**SOURCE PASSAGE:**
When personal and social issues collide there are rarely any safety nets or caring outsiders to help kids stay on the right path, writes Tracy Hackland
South Africa’s school dropout rate has hit a shocking 60%, with the majority of young pupils not completing matric.
Of those who stay in school to reach the senior grades, half will drop out before their exams.
A wide range of issues lies behind this enormous failure rate, including absent parents, poverty, a lack of adult support, domestic abuse or bullying, relocations and a lack of motivation when education seems less important than foraging for a living.
That’s before you consider the schools, with unqualified or dispirited teachers and poor classroom facilities.
When personal and social issues collide there are rarely any safety nets or caring outsiders to help kids stay on track.
The story of Katlego Russel mirrors the story of many young people: An absent father, instability at home, frequent relocations, the death of his mother, being taken in by his grandmother, mired in poverty and with no comforting place to process grief and difficult emotions.
With no adult figure to provide encouragement, Katlego found it hard to see the point of school.
“I needed to make money and no one was helping me. I couldn’t see the relevance of what we were being taught. I was in class hungry, worried about things at home and totally overwhelmed – I wasn’t receptive to learning.”
He didn’t mention his problems to his teachers, he saw it as his personal plight.
The final straw was walking home one day to see their meagre household contents on the pavement.
His granny had been evicted and they were homeless.
The hardship battered Katlego’s self-image. He knew he had less than many others and became hardened and alienated from his classmates.
Then came the pain of failing Grade 10, drawing criticism about his underperformance from people unaware of his background problems.
He dropped out of school and anticipated a future as an aimless thug.
Yet the Katlego I reconnected with recently has become a powerful young leader and an active contributor to society.
I’m struck by his intelligence and thoughtfulness, his confidence and humility.
Most of all I’m struck by his deep service ethic and sense of purpose shown through his contribution to society in the past few years.
Katlego, very reluctantly, had been encouraged to return to school by an adult.
His return coincided with his school choosing to work with Columba Leadership, an organisation that helps principals, teachers and pupils untap their leadership potential.
“I was lucky,” he says.

**DATA BLOCK:**
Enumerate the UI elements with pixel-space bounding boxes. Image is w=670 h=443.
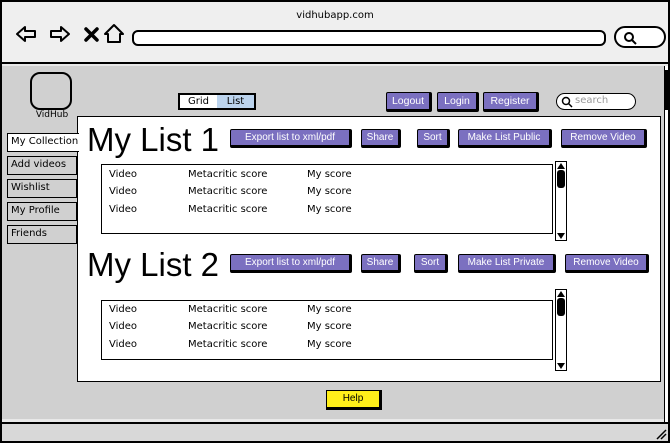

**SHORT PROBLEM:** Please continue the piece on South Africa's school dropout rate and Katlego Russel from the point where it stops.

**WRITTEN REPLY:**
“The vice-principal invited me to participate in the leadership programme, which required me to write about the change I wished to see in my life, my school and my community.”
Katlego was selected and joined the week-long residential academy that kicks off a three-year programme.
“From the first day things shifted. Suddenly, I was engaged in activities that had meaning. I was in a safe space where we could all share what was going on in our lives.
“I was helped to realise that I had value, that I could contribute and that I had a purpose in life.”
He and 11 of his peers returned to school as young leaders and began actively resolving problems at the school using their own ingenuity.
They cleaned the toilets. They planted a vegetable garden to contribute to the school feeding scheme.
They put on a musical show that raised more than R30 000 and they ran academic study sessions twice a week.
They visited people in old-age homes to keep them company and visited other schools and children’s homes to help them develop their own self-worth and not be defeated by their circumstances.
By now Katlego actively wanted to be at school to bring about changes and recreate himself in a different light.
His focus shifted to where he was going, not where he had been. He grew receptive to learning and his marks improved.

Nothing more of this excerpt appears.